Word for word, copy all the data and drop the pictures.
───── Input
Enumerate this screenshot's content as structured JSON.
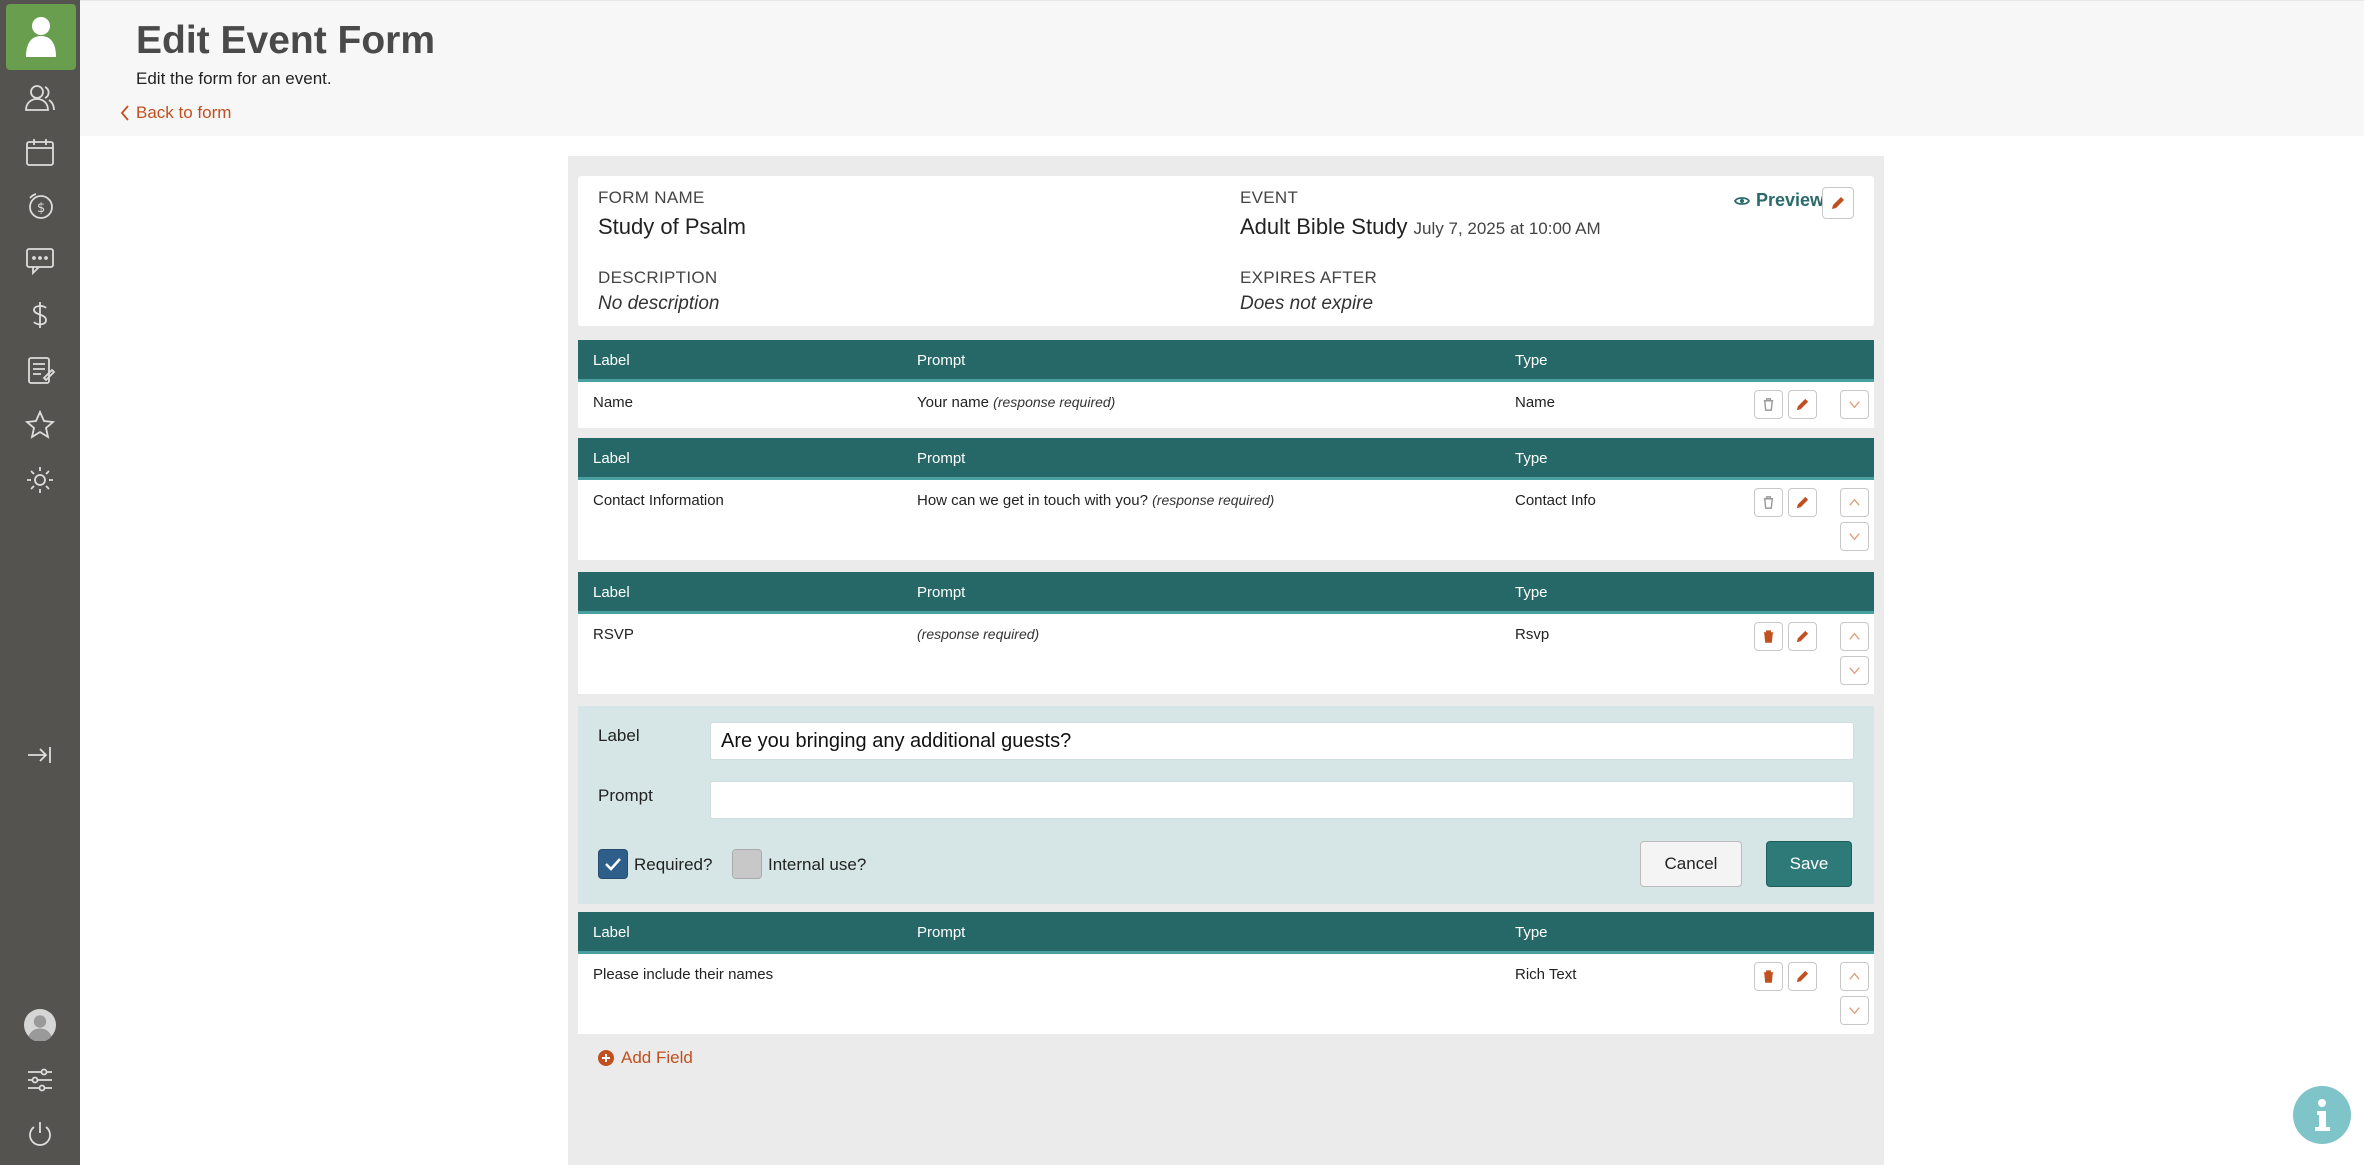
{
  "header": {
    "title": "Edit Event Form",
    "subtitle": "Edit the form for an event.",
    "back_label": "Back to form"
  },
  "sidebar": {
    "items": [
      {
        "icon": "people-icon"
      },
      {
        "icon": "calendar-icon"
      },
      {
        "icon": "giving-icon"
      },
      {
        "icon": "chat-icon"
      },
      {
        "icon": "dollar-icon"
      },
      {
        "icon": "forms-icon"
      },
      {
        "icon": "star-icon"
      },
      {
        "icon": "gear-icon"
      }
    ]
  },
  "form_info": {
    "form_name_label": "FORM NAME",
    "form_name": "Study of Psalm",
    "event_label": "EVENT",
    "event_name": "Adult Bible Study",
    "event_date": "July 7, 2025 at 10:00 AM",
    "description_label": "DESCRIPTION",
    "description": "No description",
    "expires_label": "EXPIRES AFTER",
    "expires": "Does not expire",
    "preview_label": "Preview"
  },
  "columns": {
    "label": "Label",
    "prompt": "Prompt",
    "type": "Type"
  },
  "fields": [
    {
      "label": "Name",
      "prompt": "Your name",
      "required_note": "(response required)",
      "type": "Name"
    },
    {
      "label": "Contact Information",
      "prompt": "How can we get in touch with you?",
      "required_note": "(response required)",
      "type": "Contact Info"
    },
    {
      "label": "RSVP",
      "prompt": "",
      "required_note": "(response required)",
      "type": "Rsvp"
    },
    {
      "label": "Please include their names",
      "prompt": "",
      "required_note": "",
      "type": "Rich Text"
    }
  ],
  "editor": {
    "label_caption": "Label",
    "label_value": "Are you bringing any additional guests?",
    "prompt_caption": "Prompt",
    "prompt_value": "",
    "required_label": "Required?",
    "required_checked": true,
    "internal_label": "Internal use?",
    "internal_checked": false,
    "cancel_label": "Cancel",
    "save_label": "Save"
  },
  "add_field_label": "Add Field",
  "colors": {
    "sidebar": "#55534f",
    "accent_green": "#6a9e4f",
    "table_header": "#266868",
    "link_orange": "#c0501f",
    "editor_bg": "#d6e6e6",
    "save_button": "#2d7a78"
  }
}
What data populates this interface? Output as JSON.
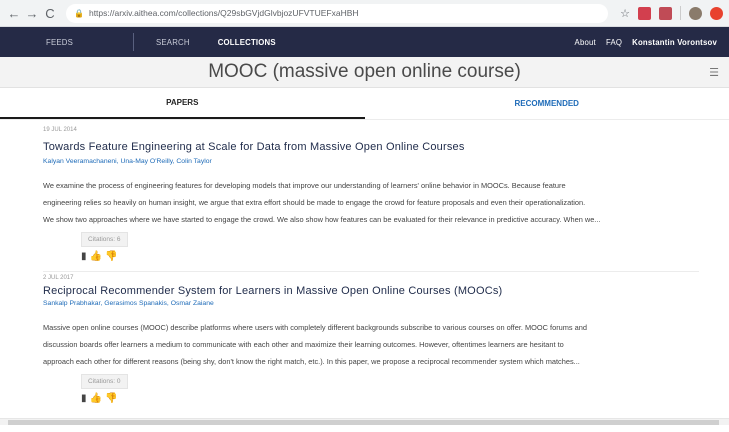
{
  "browser": {
    "url": "https://arxiv.aithea.com/collections/Q29sbGVjdGlvbjozUFVTUEFxaHBH",
    "back_icon": "←",
    "forward_icon": "→",
    "reload_icon": "C",
    "star_icon": "☆"
  },
  "nav": {
    "feeds": "FEEDS",
    "search": "SEARCH",
    "collections": "COLLECTIONS",
    "about": "About",
    "faq": "FAQ",
    "user": "Konstantin Vorontsov"
  },
  "collection": {
    "title": "MOOC (massive open online course)"
  },
  "tabs": {
    "papers": "PAPERS",
    "recommended": "RECOMMENDED"
  },
  "papers": [
    {
      "date": "19 JUL 2014",
      "title": "Towards Feature Engineering at Scale for Data from Massive Open Online Courses",
      "authors": "Kalyan Veeramachaneni, Una-May O'Reilly, Colin Taylor",
      "abstract_lines": [
        "We examine the process of engineering features for developing models that improve our understanding of learners' online behavior in MOOCs. Because feature",
        "engineering relies so heavily on human insight, we argue that extra effort should be made to engage the crowd for feature proposals and even their operationalization.",
        "We show two approaches where we have started to engage the crowd. We also show how features can be evaluated for their relevance in predictive accuracy. When we..."
      ],
      "citations": "Citations: 6"
    },
    {
      "date": "2 JUL 2017",
      "title": "Reciprocal Recommender System for Learners in Massive Open Online Courses (MOOCs)",
      "authors": "Sankalp Prabhakar, Gerasimos Spanakis, Osmar Zaiane",
      "abstract_lines": [
        "Massive open online courses (MOOC) describe platforms where users with completely different backgrounds subscribe to various courses on offer. MOOC forums and",
        "discussion boards offer learners a medium to communicate with each other and maximize their learning outcomes. However, oftentimes learners are hesitant to",
        "approach each other for different reasons (being shy, don't know the right match, etc.). In this paper, we propose a reciprocal recommender system which matches..."
      ],
      "citations": "Citations: 0"
    }
  ]
}
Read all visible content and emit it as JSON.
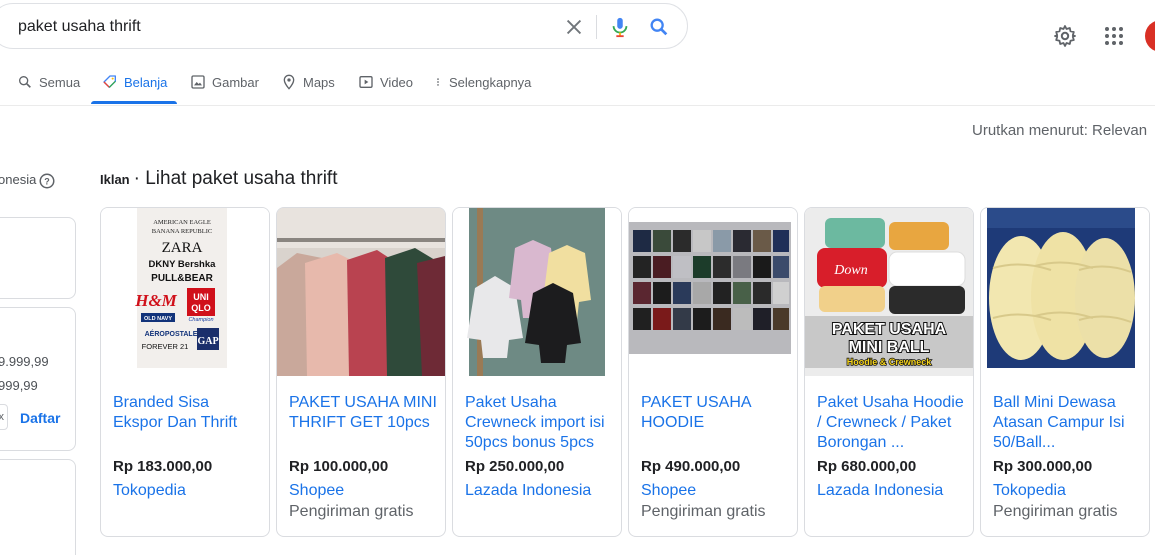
{
  "search": {
    "query": "paket usaha thrift"
  },
  "tabs": [
    {
      "label": "Semua",
      "icon": "search-icon"
    },
    {
      "label": "Belanja",
      "icon": "shopping-tag-icon"
    },
    {
      "label": "Gambar",
      "icon": "image-icon"
    },
    {
      "label": "Maps",
      "icon": "map-pin-icon"
    },
    {
      "label": "Video",
      "icon": "video-icon"
    },
    {
      "label": "Selengkapnya",
      "icon": "more-vert-icon"
    }
  ],
  "sort": {
    "label": "Urutkan menurut: Relevan"
  },
  "sidebar": {
    "location": "onesia",
    "price_min": "9.999,99",
    "price_max": "999,99",
    "clear_char": "x",
    "apply": "Daftar"
  },
  "ads": {
    "label": "Iklan",
    "title": "· Lihat paket usaha thrift"
  },
  "image_brands": [
    "AMERICAN EAGLE",
    "BANANA REPUBLIC",
    "ZARA",
    "DKNY Bershka",
    "PULL&BEAR",
    "H&M",
    "UNI",
    "QLO",
    "OLD NAVY",
    "Champion",
    "AÉROPOSTALE",
    "FOREVER 21",
    "GAP"
  ],
  "image_overlay": {
    "line1": "PAKET USAHA",
    "line2": "MINI BALL",
    "line3": "Hoodie & Crewneck",
    "sweater_text": "Down"
  },
  "products": [
    {
      "title": "Branded Sisa Ekspor Dan Thrift",
      "price": "Rp 183.000,00",
      "seller": "Tokopedia",
      "shipping": ""
    },
    {
      "title": "PAKET USAHA MINI THRIFT GET 10pcs",
      "price": "Rp 100.000,00",
      "seller": "Shopee",
      "shipping": "Pengiriman gratis"
    },
    {
      "title": "Paket Usaha Crewneck import isi 50pcs bonus 5pcs",
      "price": "Rp 250.000,00",
      "seller": "Lazada Indonesia",
      "shipping": ""
    },
    {
      "title": "PAKET USAHA HOODIE",
      "price": "Rp 490.000,00",
      "seller": "Shopee",
      "shipping": "Pengiriman gratis"
    },
    {
      "title": "Paket Usaha Hoodie / Crewneck / Paket Borongan ...",
      "price": "Rp 680.000,00",
      "seller": "Lazada Indonesia",
      "shipping": ""
    },
    {
      "title": "Ball Mini Dewasa Atasan Campur Isi 50/Ball...",
      "price": "Rp 300.000,00",
      "seller": "Tokopedia",
      "shipping": "Pengiriman gratis"
    }
  ],
  "colors": {
    "accent": "#1a73e8",
    "avatar": "#d93025"
  }
}
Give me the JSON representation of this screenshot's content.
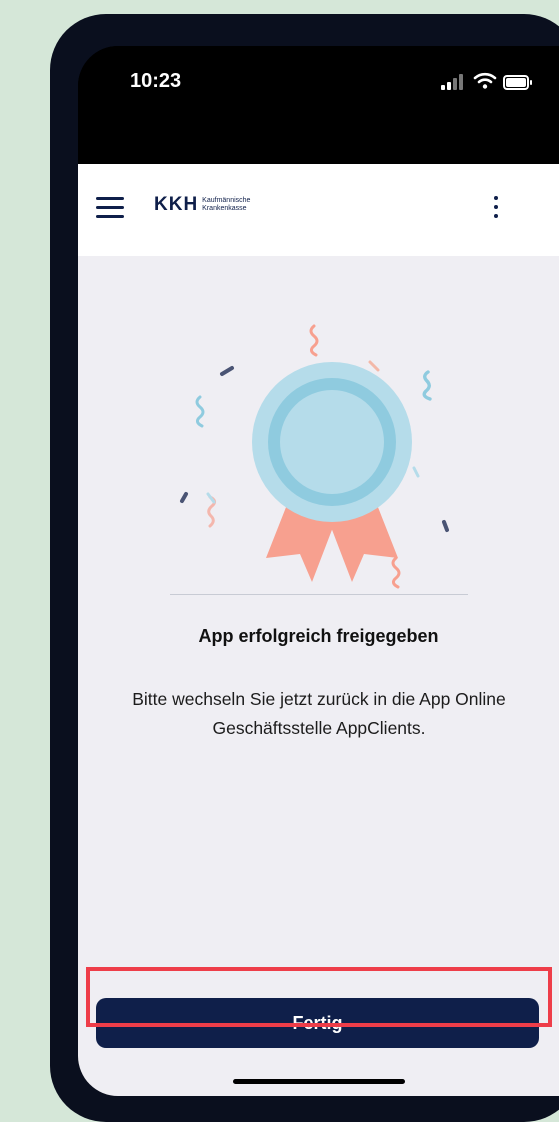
──────────
**Exercise answer:**
Enumerate this screenshot's content as structured JSON.
{
  "header": {
    "title": "Edit Event Form",
    "subtitle": "Edit the form for an event.",
    "back_label": "Back to form"
  },
  "sidebar": {
    "items": [
      {
        "icon": "people-icon"
      },
      {
        "icon": "calendar-icon"
      },
      {
        "icon": "giving-icon"
      },
      {
        "icon": "chat-icon"
      },
      {
        "icon": "dollar-icon"
      },
      {
        "icon": "forms-icon"
      },
      {
        "icon": "star-icon"
      },
      {
        "icon": "gear-icon"
      }
    ]
  },
  "form_info": {
    "form_name_label": "FORM NAME",
    "form_name": "Study of Psalm",
    "event_label": "EVENT",
    "event_name": "Adult Bible Study",
    "event_date": "July 7, 2025 at 10:00 AM",
    "description_label": "DESCRIPTION",
    "description": "No description",
    "expires_label": "EXPIRES AFTER",
    "expires": "Does not expire",
    "preview_label": "Preview"
  },
  "columns": {
    "label": "Label",
    "prompt": "Prompt",
    "type": "Type"
  },
  "fields": [
    {
      "label": "Name",
      "prompt": "Your name",
      "required_note": "(response required)",
      "type": "Name"
    },
    {
      "label": "Contact Information",
      "prompt": "How can we get in touch with you?",
      "required_note": "(response required)",
      "type": "Contact Info"
    },
    {
      "label": "RSVP",
      "prompt": "",
      "required_note": "(response required)",
      "type": "Rsvp"
    },
    {
      "label": "Please include their names",
      "prompt": "",
      "required_note": "",
      "type": "Rich Text"
    }
  ],
  "editor": {
    "label_caption": "Label",
    "label_value": "Are you bringing any additional guests?",
    "prompt_caption": "Prompt",
    "prompt_value": "",
    "required_label": "Required?",
    "required_checked": true,
    "internal_label": "Internal use?",
    "internal_checked": false,
    "cancel_label": "Cancel",
    "save_label": "Save"
  },
  "add_field_label": "Add Field",
  "colors": {
    "sidebar": "#55534f",
    "accent_green": "#6a9e4f",
    "table_header": "#266868",
    "link_orange": "#c0501f",
    "editor_bg": "#d6e6e6",
    "save_button": "#2d7a78"
  }
}
What data populates this interface? Output as JSON.
{
  "browser": {
    "url": "https://arxiv.aithea.com/collections/Q29sbGVjdGlvbjozUFVTUEFxaHBH",
    "back_icon": "←",
    "forward_icon": "→",
    "reload_icon": "C",
    "star_icon": "☆"
  },
  "nav": {
    "feeds": "FEEDS",
    "search": "SEARCH",
    "collections": "COLLECTIONS",
    "about": "About",
    "faq": "FAQ",
    "user": "Konstantin Vorontsov"
  },
  "collection": {
    "title": "MOOC (massive open online course)"
  },
  "tabs": {
    "papers": "PAPERS",
    "recommended": "RECOMMENDED"
  },
  "papers": [
    {
      "date": "19 JUL 2014",
      "title": "Towards Feature Engineering at Scale for Data from Massive Open Online Courses",
      "authors": "Kalyan Veeramachaneni, Una-May O'Reilly, Colin Taylor",
      "abstract_lines": [
        "We examine the process of engineering features for developing models that improve our understanding of learners' online behavior in MOOCs. Because feature",
        "engineering relies so heavily on human insight, we argue that extra effort should be made to engage the crowd for feature proposals and even their operationalization.",
        "We show two approaches where we have started to engage the crowd. We also show how features can be evaluated for their relevance in predictive accuracy. When we..."
      ],
      "citations": "Citations: 6"
    },
    {
      "date": "2 JUL 2017",
      "title": "Reciprocal Recommender System for Learners in Massive Open Online Courses (MOOCs)",
      "authors": "Sankalp Prabhakar, Gerasimos Spanakis, Osmar Zaiane",
      "abstract_lines": [
        "Massive open online courses (MOOC) describe platforms where users with completely different backgrounds subscribe to various courses on offer. MOOC forums and",
        "discussion boards offer learners a medium to communicate with each other and maximize their learning outcomes. However, oftentimes learners are hesitant to",
        "approach each other for different reasons (being shy, don't know the right match, etc.). In this paper, we propose a reciprocal recommender system which matches..."
      ],
      "citations": "Citations: 0"
    }
  ]
}
Read all visible content and emit it as JSON.
{
  "search": {
    "query": "paket usaha thrift"
  },
  "tabs": [
    {
      "label": "Semua",
      "icon": "search-icon"
    },
    {
      "label": "Belanja",
      "icon": "shopping-tag-icon"
    },
    {
      "label": "Gambar",
      "icon": "image-icon"
    },
    {
      "label": "Maps",
      "icon": "map-pin-icon"
    },
    {
      "label": "Video",
      "icon": "video-icon"
    },
    {
      "label": "Selengkapnya",
      "icon": "more-vert-icon"
    }
  ],
  "sort": {
    "label": "Urutkan menurut: Relevan"
  },
  "sidebar": {
    "location": "onesia",
    "price_min": "9.999,99",
    "price_max": "999,99",
    "clear_char": "x",
    "apply": "Daftar"
  },
  "ads": {
    "label": "Iklan",
    "title": "· Lihat paket usaha thrift"
  },
  "image_brands": [
    "AMERICAN EAGLE",
    "BANANA REPUBLIC",
    "ZARA",
    "DKNY Bershka",
    "PULL&BEAR",
    "H&M",
    "UNI",
    "QLO",
    "OLD NAVY",
    "Champion",
    "AÉROPOSTALE",
    "FOREVER 21",
    "GAP"
  ],
  "image_overlay": {
    "line1": "PAKET USAHA",
    "line2": "MINI BALL",
    "line3": "Hoodie & Crewneck",
    "sweater_text": "Down"
  },
  "products": [
    {
      "title": "Branded Sisa Ekspor Dan Thrift",
      "price": "Rp 183.000,00",
      "seller": "Tokopedia",
      "shipping": ""
    },
    {
      "title": "PAKET USAHA MINI THRIFT GET 10pcs",
      "price": "Rp 100.000,00",
      "seller": "Shopee",
      "shipping": "Pengiriman gratis"
    },
    {
      "title": "Paket Usaha Crewneck import isi 50pcs bonus 5pcs",
      "price": "Rp 250.000,00",
      "seller": "Lazada Indonesia",
      "shipping": ""
    },
    {
      "title": "PAKET USAHA HOODIE",
      "price": "Rp 490.000,00",
      "seller": "Shopee",
      "shipping": "Pengiriman gratis"
    },
    {
      "title": "Paket Usaha Hoodie / Crewneck / Paket Borongan ...",
      "price": "Rp 680.000,00",
      "seller": "Lazada Indonesia",
      "shipping": ""
    },
    {
      "title": "Ball Mini Dewasa Atasan Campur Isi 50/Ball...",
      "price": "Rp 300.000,00",
      "seller": "Tokopedia",
      "shipping": "Pengiriman gratis"
    }
  ],
  "colors": {
    "accent": "#1a73e8",
    "avatar": "#d93025"
  }
}
Give me the JSON representation of this screenshot's content.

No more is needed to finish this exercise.